Items from a dataset
>>

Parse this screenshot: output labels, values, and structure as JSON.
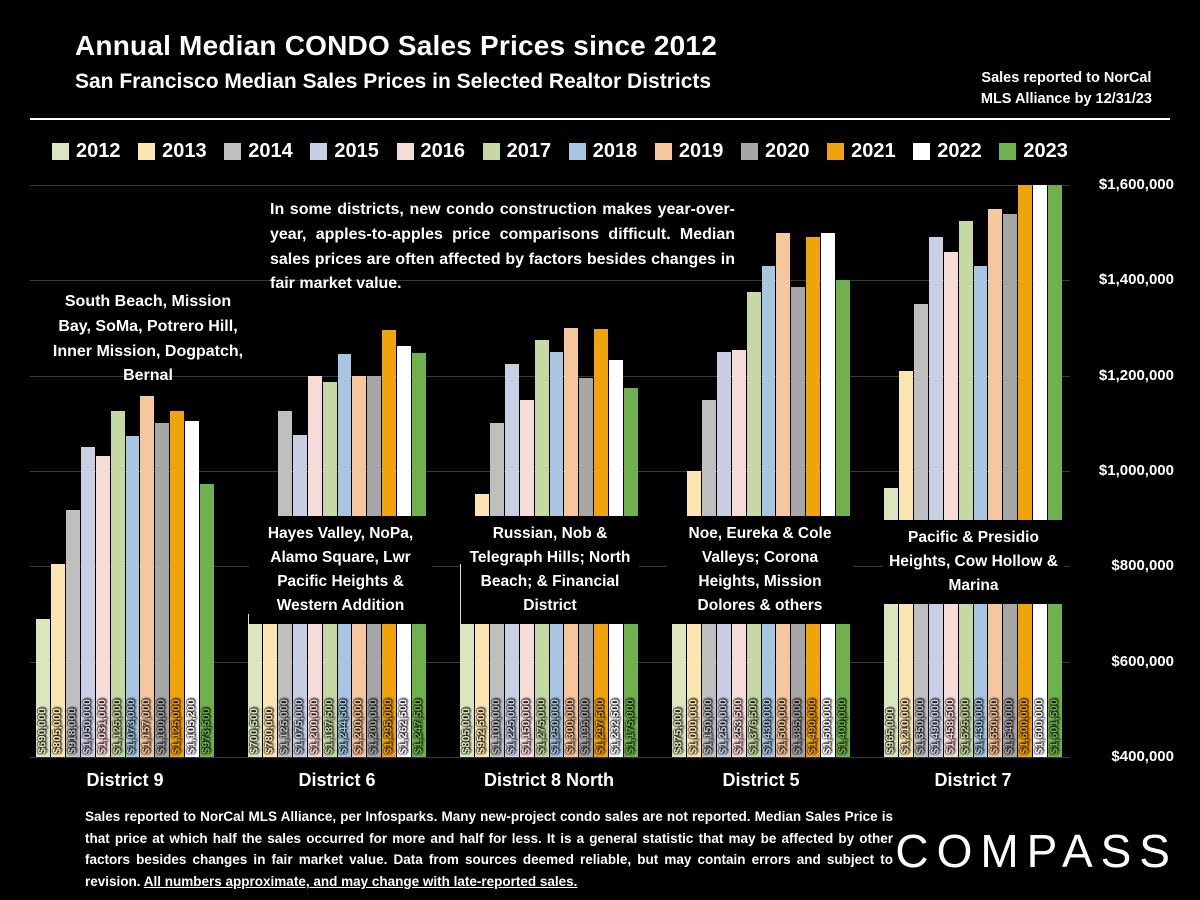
{
  "header": {
    "title": "Annual Median CONDO Sales Prices since 2012",
    "subtitle": "San Francisco Median Sales Prices in Selected Realtor Districts",
    "note_line1": "Sales reported to NorCal",
    "note_line2": "MLS Alliance by 12/31/23"
  },
  "chart_data": {
    "type": "bar",
    "title": "Annual Median CONDO Sales Prices since 2012",
    "subtitle": "San Francisco Median Sales Prices in Selected Realtor Districts",
    "ylim": [
      400000,
      1600000
    ],
    "ytick_step": 200000,
    "yticks_top_to_bottom": [
      "$1,600,000",
      "$1,400,000",
      "$1,200,000",
      "$1,000,000",
      "$800,000",
      "$600,000",
      "$400,000"
    ],
    "legend_position": "top",
    "grid": true,
    "series_years": [
      "2012",
      "2013",
      "2014",
      "2015",
      "2016",
      "2017",
      "2018",
      "2019",
      "2020",
      "2021",
      "2022",
      "2023"
    ],
    "series_colors": [
      "#dce6be",
      "#fbe5b0",
      "#bfbfbf",
      "#c9cfe3",
      "#f6dcd8",
      "#c6d8a4",
      "#a8c6e2",
      "#f6c69d",
      "#a6a6a6",
      "#f0a30a",
      "#ffffff",
      "#6fb14c"
    ],
    "groups": [
      {
        "district": "District 9",
        "values": [
          690000,
          805000,
          918000,
          1050000,
          1031000,
          1125000,
          1073000,
          1157000,
          1100000,
          1125000,
          1105200,
          973500
        ],
        "labels": [
          "$690,000",
          "$805,000",
          "$918,000",
          "$1,050,000",
          "$1,031,000",
          "$1,125,000",
          "$1,073,000",
          "$1,157,000",
          "$1,100,000",
          "$1,125,000",
          "$1,105,200",
          "$973,500"
        ]
      },
      {
        "district": "District 6",
        "values": [
          700500,
          780000,
          1125000,
          1075000,
          1200000,
          1187500,
          1244500,
          1200000,
          1200000,
          1295000,
          1262500,
          1247500
        ],
        "labels": [
          "$700,500",
          "$780,000",
          "$1,125,000",
          "$1,075,000",
          "$1,200,000",
          "$1,187,500",
          "$1,244,500",
          "$1,200,000",
          "$1,200,000",
          "$1,295,000",
          "$1,262,500",
          "$1,247,500"
        ]
      },
      {
        "district": "District 8 North",
        "values": [
          805000,
          952500,
          1100000,
          1225000,
          1150000,
          1275000,
          1250000,
          1300000,
          1195000,
          1297500,
          1232500,
          1175000
        ],
        "labels": [
          "$805,000",
          "$952,500",
          "$1,100,000",
          "$1,225,000",
          "$1,150,000",
          "$1,275,000",
          "$1,250,000",
          "$1,300,000",
          "$1,195,000",
          "$1,297,500",
          "$1,232,500",
          "$1,175,000"
        ]
      },
      {
        "district": "District 5",
        "values": [
          875000,
          1000000,
          1150000,
          1250000,
          1253500,
          1376500,
          1430000,
          1500000,
          1385000,
          1490000,
          1500000,
          1400000
        ],
        "labels": [
          "$875,000",
          "$1,000,000",
          "$1,150,000",
          "$1,250,000",
          "$1,253,500",
          "$1,376,500",
          "$1,430,000",
          "$1,500,000",
          "$1,385,000",
          "$1,490,000",
          "$1,500,000",
          "$1,400,000"
        ]
      },
      {
        "district": "District 7",
        "values": [
          965000,
          1210000,
          1350000,
          1490000,
          1458500,
          1525000,
          1430000,
          1550000,
          1540000,
          1600000,
          1600000,
          1601500
        ],
        "labels": [
          "$965,000",
          "$1,210,000",
          "$1,350,000",
          "$1,490,000",
          "$1,458,500",
          "$1,525,000",
          "$1,430,000",
          "$1,550,000",
          "$1,540,000",
          "$1,600,000",
          "$1,600,000",
          "$1,601,500"
        ]
      }
    ]
  },
  "annotations": {
    "construction_note": "In some districts, new condo construction makes year-over-year, apples-to-apples price comparisons difficult. Median sales prices are often affected by factors besides changes in fair market value.",
    "district9_areas": "South Beach, Mission Bay, SoMa, Potrero Hill, Inner Mission, Dogpatch, Bernal",
    "district6_areas": "Hayes Valley, NoPa, Alamo Square, Lwr Pacific Heights & Western Addition",
    "district8n_areas": "Russian, Nob & Telegraph Hills; North Beach; & Financial District",
    "district5_areas": "Noe, Eureka & Cole Valleys; Corona Heights, Mission Dolores & others",
    "district7_areas": "Pacific & Presidio Heights, Cow Hollow & Marina"
  },
  "footer": {
    "disclaimer": "Sales reported to NorCal MLS Alliance, per Infosparks. Many new-project condo sales are not reported. Median Sales Price is that price at which half the sales occurred for more and half for less. It is a general statistic that may be affected by other factors besides changes in fair market value. Data from sources deemed reliable, but may contain errors and subject to revision. ",
    "disclaimer_underlined": "All numbers approximate, and may change with late-reported sales.",
    "logo": "COMPASS"
  }
}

<<

#### Stated exercise
Return the full material word for word. Do not include the pictures.

#### Problem solution
Parse this screenshot: output labels, values, and structure as JSON.
{
  "header": {
    "title": "Annual Median CONDO Sales Prices since 2012",
    "subtitle": "San Francisco Median Sales Prices in Selected Realtor Districts",
    "note_line1": "Sales reported to NorCal",
    "note_line2": "MLS Alliance by 12/31/23"
  },
  "chart_data": {
    "type": "bar",
    "title": "Annual Median CONDO Sales Prices since 2012",
    "subtitle": "San Francisco Median Sales Prices in Selected Realtor Districts",
    "ylim": [
      400000,
      1600000
    ],
    "ytick_step": 200000,
    "yticks_top_to_bottom": [
      "$1,600,000",
      "$1,400,000",
      "$1,200,000",
      "$1,000,000",
      "$800,000",
      "$600,000",
      "$400,000"
    ],
    "legend_position": "top",
    "grid": true,
    "series_years": [
      "2012",
      "2013",
      "2014",
      "2015",
      "2016",
      "2017",
      "2018",
      "2019",
      "2020",
      "2021",
      "2022",
      "2023"
    ],
    "series_colors": [
      "#dce6be",
      "#fbe5b0",
      "#bfbfbf",
      "#c9cfe3",
      "#f6dcd8",
      "#c6d8a4",
      "#a8c6e2",
      "#f6c69d",
      "#a6a6a6",
      "#f0a30a",
      "#ffffff",
      "#6fb14c"
    ],
    "groups": [
      {
        "district": "District 9",
        "values": [
          690000,
          805000,
          918000,
          1050000,
          1031000,
          1125000,
          1073000,
          1157000,
          1100000,
          1125000,
          1105200,
          973500
        ],
        "labels": [
          "$690,000",
          "$805,000",
          "$918,000",
          "$1,050,000",
          "$1,031,000",
          "$1,125,000",
          "$1,073,000",
          "$1,157,000",
          "$1,100,000",
          "$1,125,000",
          "$1,105,200",
          "$973,500"
        ]
      },
      {
        "district": "District 6",
        "values": [
          700500,
          780000,
          1125000,
          1075000,
          1200000,
          1187500,
          1244500,
          1200000,
          1200000,
          1295000,
          1262500,
          1247500
        ],
        "labels": [
          "$700,500",
          "$780,000",
          "$1,125,000",
          "$1,075,000",
          "$1,200,000",
          "$1,187,500",
          "$1,244,500",
          "$1,200,000",
          "$1,200,000",
          "$1,295,000",
          "$1,262,500",
          "$1,247,500"
        ]
      },
      {
        "district": "District 8 North",
        "values": [
          805000,
          952500,
          1100000,
          1225000,
          1150000,
          1275000,
          1250000,
          1300000,
          1195000,
          1297500,
          1232500,
          1175000
        ],
        "labels": [
          "$805,000",
          "$952,500",
          "$1,100,000",
          "$1,225,000",
          "$1,150,000",
          "$1,275,000",
          "$1,250,000",
          "$1,300,000",
          "$1,195,000",
          "$1,297,500",
          "$1,232,500",
          "$1,175,000"
        ]
      },
      {
        "district": "District 5",
        "values": [
          875000,
          1000000,
          1150000,
          1250000,
          1253500,
          1376500,
          1430000,
          1500000,
          1385000,
          1490000,
          1500000,
          1400000
        ],
        "labels": [
          "$875,000",
          "$1,000,000",
          "$1,150,000",
          "$1,250,000",
          "$1,253,500",
          "$1,376,500",
          "$1,430,000",
          "$1,500,000",
          "$1,385,000",
          "$1,490,000",
          "$1,500,000",
          "$1,400,000"
        ]
      },
      {
        "district": "District 7",
        "values": [
          965000,
          1210000,
          1350000,
          1490000,
          1458500,
          1525000,
          1430000,
          1550000,
          1540000,
          1600000,
          1600000,
          1601500
        ],
        "labels": [
          "$965,000",
          "$1,210,000",
          "$1,350,000",
          "$1,490,000",
          "$1,458,500",
          "$1,525,000",
          "$1,430,000",
          "$1,550,000",
          "$1,540,000",
          "$1,600,000",
          "$1,600,000",
          "$1,601,500"
        ]
      }
    ]
  },
  "annotations": {
    "construction_note": "In some districts, new condo construction makes year-over-year, apples-to-apples price comparisons difficult. Median sales prices are often affected by factors besides changes in fair market value.",
    "district9_areas": "South Beach, Mission Bay, SoMa, Potrero Hill, Inner Mission, Dogpatch, Bernal",
    "district6_areas": "Hayes Valley, NoPa, Alamo Square, Lwr Pacific Heights & Western Addition",
    "district8n_areas": "Russian, Nob & Telegraph Hills; North Beach; & Financial District",
    "district5_areas": "Noe, Eureka & Cole Valleys; Corona Heights, Mission Dolores & others",
    "district7_areas": "Pacific & Presidio Heights, Cow Hollow & Marina"
  },
  "footer": {
    "disclaimer": "Sales reported to NorCal MLS Alliance, per Infosparks. Many new-project condo sales are not reported. Median Sales Price is that price at which half the sales occurred for more and half for less. It is a general statistic that may be affected by other factors besides changes in fair market value. Data from sources deemed reliable, but may contain errors and subject to revision. ",
    "disclaimer_underlined": "All numbers approximate, and may change with late-reported sales.",
    "logo": "COMPASS"
  }
}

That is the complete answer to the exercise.